◆ What you should do
All lines in which the word "estudio" occurs are to be extracted.

◆ Records

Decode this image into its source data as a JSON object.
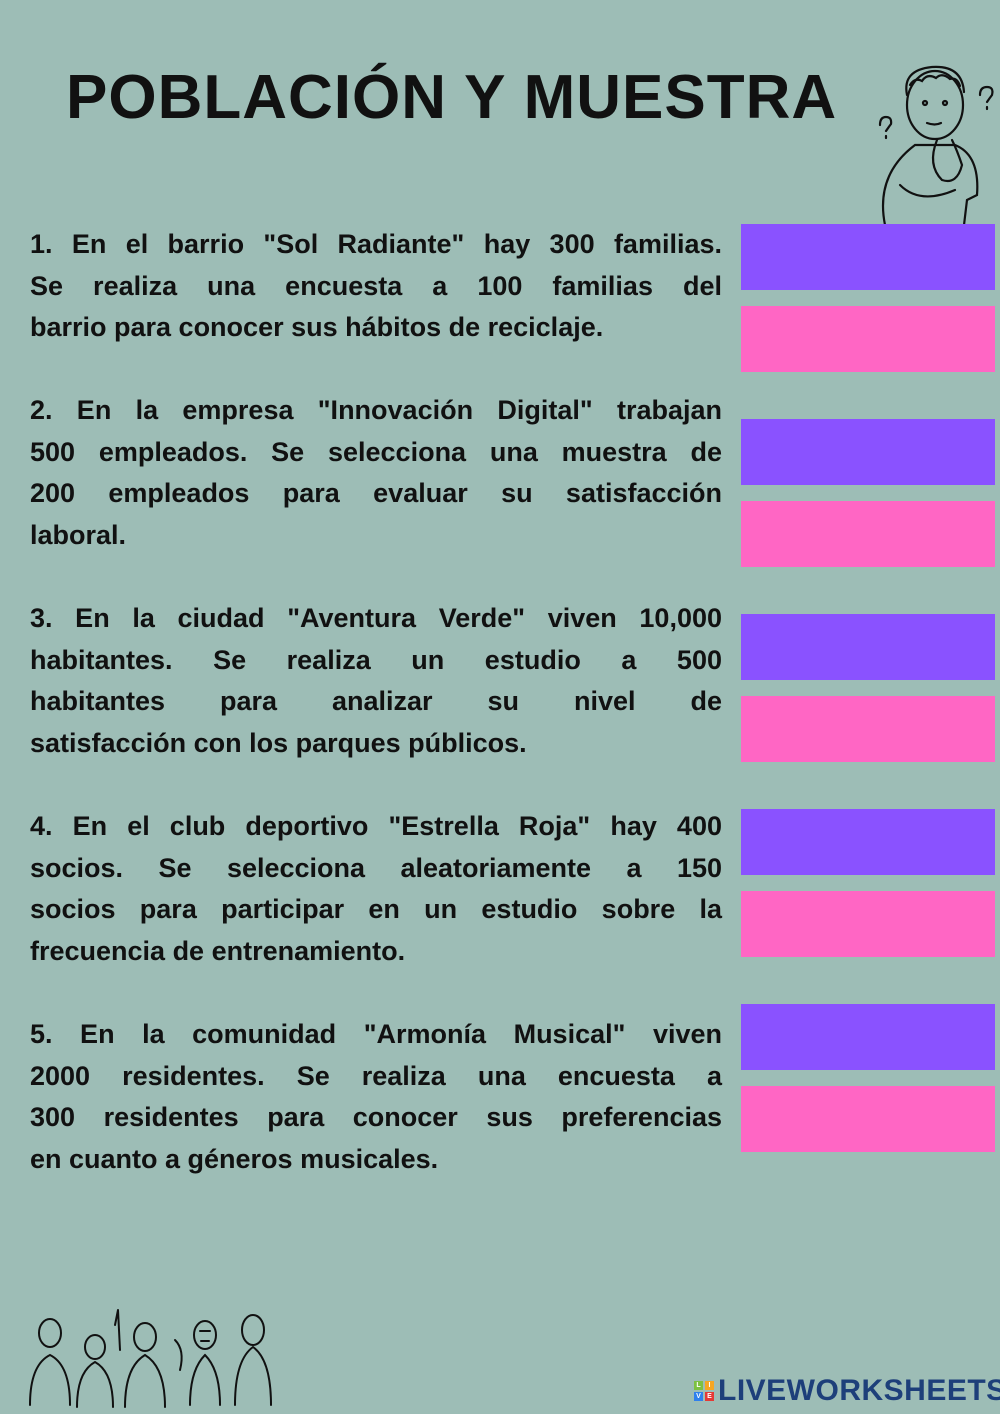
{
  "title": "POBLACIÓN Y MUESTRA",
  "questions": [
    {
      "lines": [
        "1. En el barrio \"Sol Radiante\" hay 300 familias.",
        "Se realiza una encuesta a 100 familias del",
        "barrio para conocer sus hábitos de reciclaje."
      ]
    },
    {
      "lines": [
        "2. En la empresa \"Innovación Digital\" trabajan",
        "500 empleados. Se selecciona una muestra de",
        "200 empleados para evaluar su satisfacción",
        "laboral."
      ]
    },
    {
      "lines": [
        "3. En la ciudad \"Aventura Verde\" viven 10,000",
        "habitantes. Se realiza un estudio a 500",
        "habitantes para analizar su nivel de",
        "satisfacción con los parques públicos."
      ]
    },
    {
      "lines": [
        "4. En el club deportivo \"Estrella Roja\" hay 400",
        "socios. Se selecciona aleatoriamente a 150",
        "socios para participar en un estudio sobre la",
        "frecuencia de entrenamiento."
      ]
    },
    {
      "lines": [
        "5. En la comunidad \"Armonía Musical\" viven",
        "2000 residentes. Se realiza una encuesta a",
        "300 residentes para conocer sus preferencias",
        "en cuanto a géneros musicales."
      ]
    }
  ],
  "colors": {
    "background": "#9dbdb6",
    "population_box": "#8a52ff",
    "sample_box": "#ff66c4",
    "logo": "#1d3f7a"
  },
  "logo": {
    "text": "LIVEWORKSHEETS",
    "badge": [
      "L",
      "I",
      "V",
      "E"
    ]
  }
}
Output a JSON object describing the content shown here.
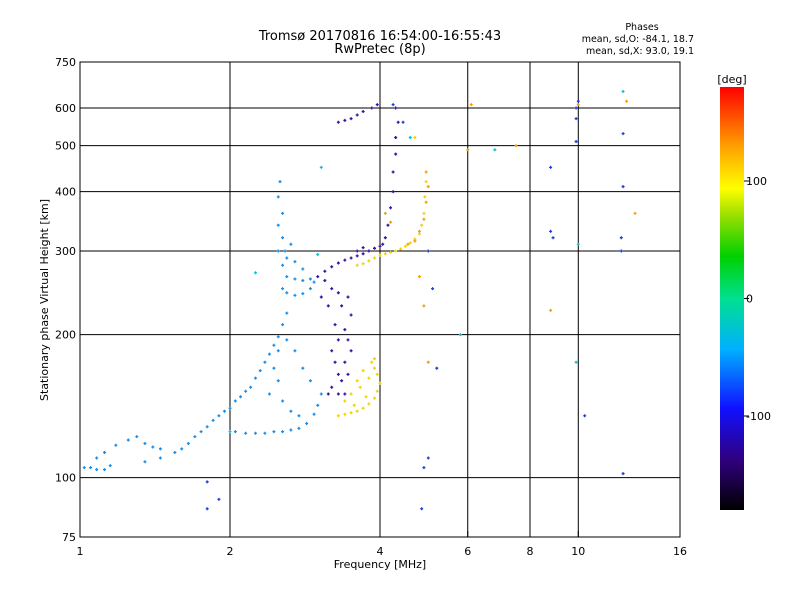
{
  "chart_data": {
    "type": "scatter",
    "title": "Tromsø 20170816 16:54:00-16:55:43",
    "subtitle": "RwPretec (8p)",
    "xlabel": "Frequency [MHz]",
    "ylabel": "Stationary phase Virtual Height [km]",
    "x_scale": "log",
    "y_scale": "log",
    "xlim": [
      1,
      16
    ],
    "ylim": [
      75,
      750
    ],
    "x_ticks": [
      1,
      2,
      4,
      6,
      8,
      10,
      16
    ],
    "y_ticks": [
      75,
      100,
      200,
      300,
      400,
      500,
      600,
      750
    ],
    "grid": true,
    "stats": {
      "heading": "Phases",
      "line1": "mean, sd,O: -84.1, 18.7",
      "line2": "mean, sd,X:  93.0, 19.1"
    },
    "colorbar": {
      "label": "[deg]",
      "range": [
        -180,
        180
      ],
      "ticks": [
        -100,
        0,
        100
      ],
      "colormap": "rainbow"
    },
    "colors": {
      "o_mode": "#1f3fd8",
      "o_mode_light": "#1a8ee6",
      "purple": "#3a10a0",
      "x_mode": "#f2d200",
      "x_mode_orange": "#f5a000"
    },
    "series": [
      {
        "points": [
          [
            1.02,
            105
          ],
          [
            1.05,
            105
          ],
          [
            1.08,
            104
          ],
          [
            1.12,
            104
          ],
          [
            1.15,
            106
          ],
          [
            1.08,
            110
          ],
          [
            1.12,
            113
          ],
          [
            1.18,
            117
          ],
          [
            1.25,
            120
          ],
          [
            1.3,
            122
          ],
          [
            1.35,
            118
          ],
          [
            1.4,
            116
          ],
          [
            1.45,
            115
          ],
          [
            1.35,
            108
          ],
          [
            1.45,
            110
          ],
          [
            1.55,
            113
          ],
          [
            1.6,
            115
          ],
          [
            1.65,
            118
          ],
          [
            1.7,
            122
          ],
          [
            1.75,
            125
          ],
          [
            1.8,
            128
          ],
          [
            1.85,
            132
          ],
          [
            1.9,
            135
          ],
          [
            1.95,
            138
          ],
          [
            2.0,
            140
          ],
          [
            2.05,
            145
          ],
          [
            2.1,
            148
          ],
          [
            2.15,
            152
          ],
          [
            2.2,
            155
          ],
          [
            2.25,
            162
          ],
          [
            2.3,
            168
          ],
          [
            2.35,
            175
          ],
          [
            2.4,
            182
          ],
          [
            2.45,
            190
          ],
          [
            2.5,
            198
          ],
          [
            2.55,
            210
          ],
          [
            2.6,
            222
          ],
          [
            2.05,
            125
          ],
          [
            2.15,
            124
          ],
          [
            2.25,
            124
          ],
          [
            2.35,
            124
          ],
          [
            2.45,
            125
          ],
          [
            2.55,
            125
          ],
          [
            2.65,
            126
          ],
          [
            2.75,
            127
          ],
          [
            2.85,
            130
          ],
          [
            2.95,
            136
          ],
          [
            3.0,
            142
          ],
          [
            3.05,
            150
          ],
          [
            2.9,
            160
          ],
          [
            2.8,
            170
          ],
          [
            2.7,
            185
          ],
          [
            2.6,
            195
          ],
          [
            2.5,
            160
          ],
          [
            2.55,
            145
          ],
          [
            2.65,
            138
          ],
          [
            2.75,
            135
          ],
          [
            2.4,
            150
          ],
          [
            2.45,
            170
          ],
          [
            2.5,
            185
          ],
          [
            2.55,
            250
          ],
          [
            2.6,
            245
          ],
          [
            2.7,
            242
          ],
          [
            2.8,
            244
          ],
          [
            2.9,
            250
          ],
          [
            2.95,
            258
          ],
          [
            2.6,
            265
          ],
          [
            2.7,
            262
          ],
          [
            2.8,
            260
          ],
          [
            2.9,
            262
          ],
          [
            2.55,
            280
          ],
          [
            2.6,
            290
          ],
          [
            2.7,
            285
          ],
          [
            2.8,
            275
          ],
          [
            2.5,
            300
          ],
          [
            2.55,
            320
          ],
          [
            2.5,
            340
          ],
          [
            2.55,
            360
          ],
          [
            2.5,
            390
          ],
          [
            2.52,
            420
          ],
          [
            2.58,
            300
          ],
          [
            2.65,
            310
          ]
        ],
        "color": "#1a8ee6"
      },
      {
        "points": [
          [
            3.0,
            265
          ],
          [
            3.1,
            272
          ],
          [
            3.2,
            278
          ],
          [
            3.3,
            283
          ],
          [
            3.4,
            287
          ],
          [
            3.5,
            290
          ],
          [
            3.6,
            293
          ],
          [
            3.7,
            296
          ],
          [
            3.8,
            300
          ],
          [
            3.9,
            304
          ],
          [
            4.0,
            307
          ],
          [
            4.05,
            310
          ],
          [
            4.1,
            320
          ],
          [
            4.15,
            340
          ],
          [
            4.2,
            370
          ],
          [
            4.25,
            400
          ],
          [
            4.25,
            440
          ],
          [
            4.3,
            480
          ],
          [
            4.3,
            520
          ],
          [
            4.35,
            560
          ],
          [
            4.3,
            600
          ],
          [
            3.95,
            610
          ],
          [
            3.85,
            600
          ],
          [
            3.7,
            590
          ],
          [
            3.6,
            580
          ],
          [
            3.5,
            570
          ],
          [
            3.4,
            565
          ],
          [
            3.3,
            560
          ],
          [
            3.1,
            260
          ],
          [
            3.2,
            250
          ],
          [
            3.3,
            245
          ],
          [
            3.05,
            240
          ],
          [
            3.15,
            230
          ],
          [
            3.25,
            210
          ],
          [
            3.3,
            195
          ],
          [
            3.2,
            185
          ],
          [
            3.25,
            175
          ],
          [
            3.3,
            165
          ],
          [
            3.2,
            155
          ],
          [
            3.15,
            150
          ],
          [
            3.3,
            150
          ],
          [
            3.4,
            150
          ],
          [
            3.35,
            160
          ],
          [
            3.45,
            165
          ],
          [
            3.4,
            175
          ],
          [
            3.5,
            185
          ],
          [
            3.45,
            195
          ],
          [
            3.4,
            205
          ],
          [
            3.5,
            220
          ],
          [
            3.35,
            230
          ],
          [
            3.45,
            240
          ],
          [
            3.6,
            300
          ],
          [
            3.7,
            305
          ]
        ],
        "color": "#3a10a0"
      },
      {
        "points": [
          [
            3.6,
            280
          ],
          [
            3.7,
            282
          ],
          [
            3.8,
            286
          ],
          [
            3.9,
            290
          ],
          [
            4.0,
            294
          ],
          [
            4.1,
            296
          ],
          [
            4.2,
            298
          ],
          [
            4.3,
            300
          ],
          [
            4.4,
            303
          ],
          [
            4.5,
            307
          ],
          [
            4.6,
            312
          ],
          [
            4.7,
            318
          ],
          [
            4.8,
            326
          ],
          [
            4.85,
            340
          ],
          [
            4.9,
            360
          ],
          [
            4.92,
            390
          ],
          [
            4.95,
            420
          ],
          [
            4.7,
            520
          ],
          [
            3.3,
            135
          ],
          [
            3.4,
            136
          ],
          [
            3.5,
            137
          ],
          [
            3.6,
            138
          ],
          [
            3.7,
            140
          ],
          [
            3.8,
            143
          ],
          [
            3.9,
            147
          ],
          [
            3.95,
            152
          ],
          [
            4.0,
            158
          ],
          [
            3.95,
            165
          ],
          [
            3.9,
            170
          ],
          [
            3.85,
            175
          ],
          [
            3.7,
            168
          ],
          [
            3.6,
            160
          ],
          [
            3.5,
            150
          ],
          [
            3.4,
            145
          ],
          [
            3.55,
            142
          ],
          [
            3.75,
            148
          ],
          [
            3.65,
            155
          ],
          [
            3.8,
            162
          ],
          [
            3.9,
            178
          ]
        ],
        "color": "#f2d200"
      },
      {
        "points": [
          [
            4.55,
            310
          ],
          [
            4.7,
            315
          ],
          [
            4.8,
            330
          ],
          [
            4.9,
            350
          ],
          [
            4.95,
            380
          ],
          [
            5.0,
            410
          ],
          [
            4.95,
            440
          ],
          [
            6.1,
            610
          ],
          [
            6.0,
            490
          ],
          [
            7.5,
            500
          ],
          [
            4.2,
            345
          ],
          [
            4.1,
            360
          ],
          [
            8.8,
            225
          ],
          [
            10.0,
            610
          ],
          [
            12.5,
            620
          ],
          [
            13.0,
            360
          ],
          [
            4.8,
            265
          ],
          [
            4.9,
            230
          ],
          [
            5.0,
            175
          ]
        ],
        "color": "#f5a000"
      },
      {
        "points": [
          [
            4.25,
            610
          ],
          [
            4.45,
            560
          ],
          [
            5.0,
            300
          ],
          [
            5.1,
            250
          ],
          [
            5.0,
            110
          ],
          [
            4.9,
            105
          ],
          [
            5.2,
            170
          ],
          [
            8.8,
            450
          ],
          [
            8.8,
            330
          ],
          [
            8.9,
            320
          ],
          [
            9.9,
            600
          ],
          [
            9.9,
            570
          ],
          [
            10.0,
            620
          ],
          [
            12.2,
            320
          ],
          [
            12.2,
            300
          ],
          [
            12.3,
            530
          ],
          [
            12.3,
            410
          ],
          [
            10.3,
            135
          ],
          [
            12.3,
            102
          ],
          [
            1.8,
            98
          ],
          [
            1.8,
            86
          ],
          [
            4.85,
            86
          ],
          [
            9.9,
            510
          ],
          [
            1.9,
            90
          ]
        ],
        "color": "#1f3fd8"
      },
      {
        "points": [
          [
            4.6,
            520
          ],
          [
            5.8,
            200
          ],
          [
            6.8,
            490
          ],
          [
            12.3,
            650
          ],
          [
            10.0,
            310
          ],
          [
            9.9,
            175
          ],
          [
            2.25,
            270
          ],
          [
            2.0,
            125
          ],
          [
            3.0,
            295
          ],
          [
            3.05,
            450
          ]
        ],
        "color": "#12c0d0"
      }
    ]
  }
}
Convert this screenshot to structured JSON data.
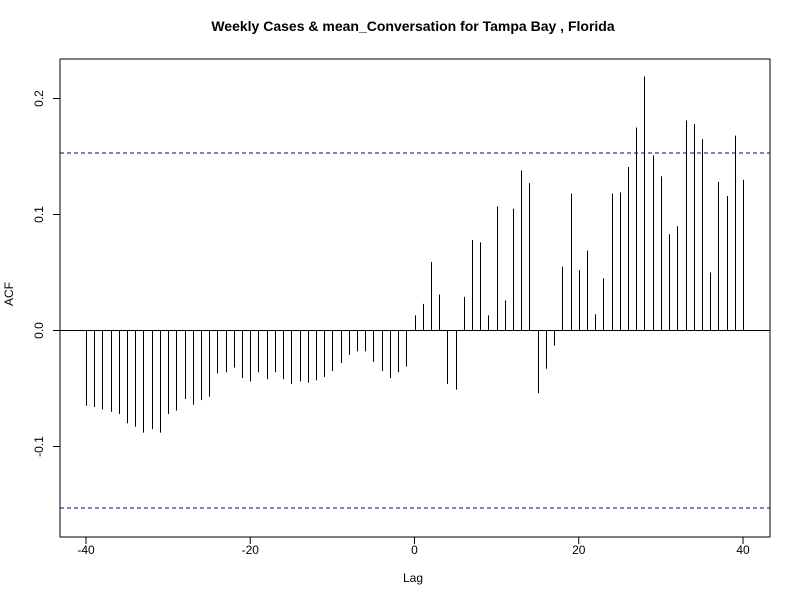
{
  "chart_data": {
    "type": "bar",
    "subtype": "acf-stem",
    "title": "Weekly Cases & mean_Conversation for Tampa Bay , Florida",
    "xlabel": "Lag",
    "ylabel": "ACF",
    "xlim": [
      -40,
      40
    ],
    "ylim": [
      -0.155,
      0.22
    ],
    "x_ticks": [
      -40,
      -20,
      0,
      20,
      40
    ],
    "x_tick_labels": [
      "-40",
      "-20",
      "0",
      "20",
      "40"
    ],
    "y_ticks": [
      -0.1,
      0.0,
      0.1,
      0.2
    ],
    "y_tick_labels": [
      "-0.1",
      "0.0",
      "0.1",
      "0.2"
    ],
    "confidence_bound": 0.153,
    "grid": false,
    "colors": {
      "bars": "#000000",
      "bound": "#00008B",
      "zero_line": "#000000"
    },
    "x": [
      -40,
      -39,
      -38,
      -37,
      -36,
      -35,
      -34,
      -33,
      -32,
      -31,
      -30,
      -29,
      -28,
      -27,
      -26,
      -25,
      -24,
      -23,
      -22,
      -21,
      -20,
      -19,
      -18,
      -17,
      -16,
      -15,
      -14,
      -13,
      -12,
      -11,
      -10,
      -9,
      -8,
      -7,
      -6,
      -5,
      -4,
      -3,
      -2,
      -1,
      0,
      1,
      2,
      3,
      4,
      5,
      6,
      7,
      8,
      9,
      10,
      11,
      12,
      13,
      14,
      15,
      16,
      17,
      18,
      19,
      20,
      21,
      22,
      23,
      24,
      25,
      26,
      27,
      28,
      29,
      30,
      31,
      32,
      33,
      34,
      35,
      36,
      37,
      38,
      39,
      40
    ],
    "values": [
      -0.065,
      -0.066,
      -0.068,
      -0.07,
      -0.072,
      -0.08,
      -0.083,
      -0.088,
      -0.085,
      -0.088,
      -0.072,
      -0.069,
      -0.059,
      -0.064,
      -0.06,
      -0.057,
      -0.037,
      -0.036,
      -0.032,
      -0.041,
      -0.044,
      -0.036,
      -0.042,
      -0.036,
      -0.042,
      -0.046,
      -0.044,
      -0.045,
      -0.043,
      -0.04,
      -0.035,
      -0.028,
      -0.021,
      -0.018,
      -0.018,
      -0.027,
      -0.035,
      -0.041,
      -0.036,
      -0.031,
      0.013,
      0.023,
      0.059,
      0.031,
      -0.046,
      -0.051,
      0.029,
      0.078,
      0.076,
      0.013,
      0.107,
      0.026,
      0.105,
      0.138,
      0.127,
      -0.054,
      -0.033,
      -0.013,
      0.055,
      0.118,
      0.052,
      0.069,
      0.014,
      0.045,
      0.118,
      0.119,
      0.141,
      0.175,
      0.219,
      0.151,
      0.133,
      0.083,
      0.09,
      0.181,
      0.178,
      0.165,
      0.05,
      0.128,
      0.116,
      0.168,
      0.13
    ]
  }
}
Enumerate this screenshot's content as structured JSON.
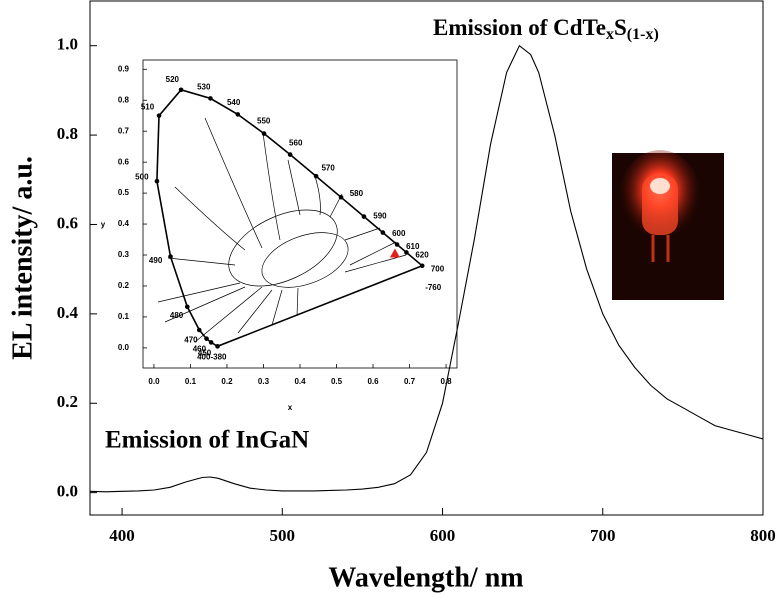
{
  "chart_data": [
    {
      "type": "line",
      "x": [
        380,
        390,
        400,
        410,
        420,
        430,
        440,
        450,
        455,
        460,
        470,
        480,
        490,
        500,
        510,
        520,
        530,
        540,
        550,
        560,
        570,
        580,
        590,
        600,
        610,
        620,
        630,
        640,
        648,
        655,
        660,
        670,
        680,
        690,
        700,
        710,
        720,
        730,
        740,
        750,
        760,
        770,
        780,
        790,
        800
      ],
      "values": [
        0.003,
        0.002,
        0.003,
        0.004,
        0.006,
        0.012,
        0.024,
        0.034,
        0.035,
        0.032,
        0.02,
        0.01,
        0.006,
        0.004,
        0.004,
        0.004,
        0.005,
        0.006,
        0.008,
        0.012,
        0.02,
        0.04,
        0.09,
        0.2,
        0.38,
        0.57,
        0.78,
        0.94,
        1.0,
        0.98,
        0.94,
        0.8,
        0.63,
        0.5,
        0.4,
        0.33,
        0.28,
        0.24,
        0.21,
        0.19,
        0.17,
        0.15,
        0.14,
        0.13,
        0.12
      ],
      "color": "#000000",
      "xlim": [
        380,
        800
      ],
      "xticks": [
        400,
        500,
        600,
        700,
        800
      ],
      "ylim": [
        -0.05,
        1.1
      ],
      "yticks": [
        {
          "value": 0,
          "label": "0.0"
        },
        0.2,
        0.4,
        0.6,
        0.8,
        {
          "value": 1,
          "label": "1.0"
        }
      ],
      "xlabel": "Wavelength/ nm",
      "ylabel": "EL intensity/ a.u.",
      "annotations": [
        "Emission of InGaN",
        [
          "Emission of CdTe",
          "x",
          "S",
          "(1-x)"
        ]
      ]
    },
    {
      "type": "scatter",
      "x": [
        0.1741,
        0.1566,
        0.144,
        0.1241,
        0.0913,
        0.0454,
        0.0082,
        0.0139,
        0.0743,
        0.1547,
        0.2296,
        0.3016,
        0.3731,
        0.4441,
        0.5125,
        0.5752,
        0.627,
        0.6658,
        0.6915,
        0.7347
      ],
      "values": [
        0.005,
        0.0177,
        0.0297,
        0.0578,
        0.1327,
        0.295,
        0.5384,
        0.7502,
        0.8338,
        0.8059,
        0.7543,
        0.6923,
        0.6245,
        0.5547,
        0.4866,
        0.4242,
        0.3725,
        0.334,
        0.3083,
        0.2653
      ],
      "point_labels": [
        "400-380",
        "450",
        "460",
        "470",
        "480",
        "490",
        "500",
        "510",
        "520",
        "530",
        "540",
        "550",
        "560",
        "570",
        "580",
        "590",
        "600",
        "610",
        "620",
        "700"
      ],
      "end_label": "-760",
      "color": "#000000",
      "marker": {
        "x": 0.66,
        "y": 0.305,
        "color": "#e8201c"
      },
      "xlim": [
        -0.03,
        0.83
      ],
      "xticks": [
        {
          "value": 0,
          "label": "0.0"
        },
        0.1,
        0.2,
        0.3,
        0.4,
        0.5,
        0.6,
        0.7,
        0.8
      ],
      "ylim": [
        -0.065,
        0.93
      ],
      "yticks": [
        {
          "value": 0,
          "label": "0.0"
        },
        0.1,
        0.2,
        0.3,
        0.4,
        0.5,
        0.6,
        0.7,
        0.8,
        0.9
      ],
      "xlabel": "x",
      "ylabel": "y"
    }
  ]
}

◆ The result
        "habitantes. Se realiza un estudio a 500",
        "socios para participar en un estudio sobre la",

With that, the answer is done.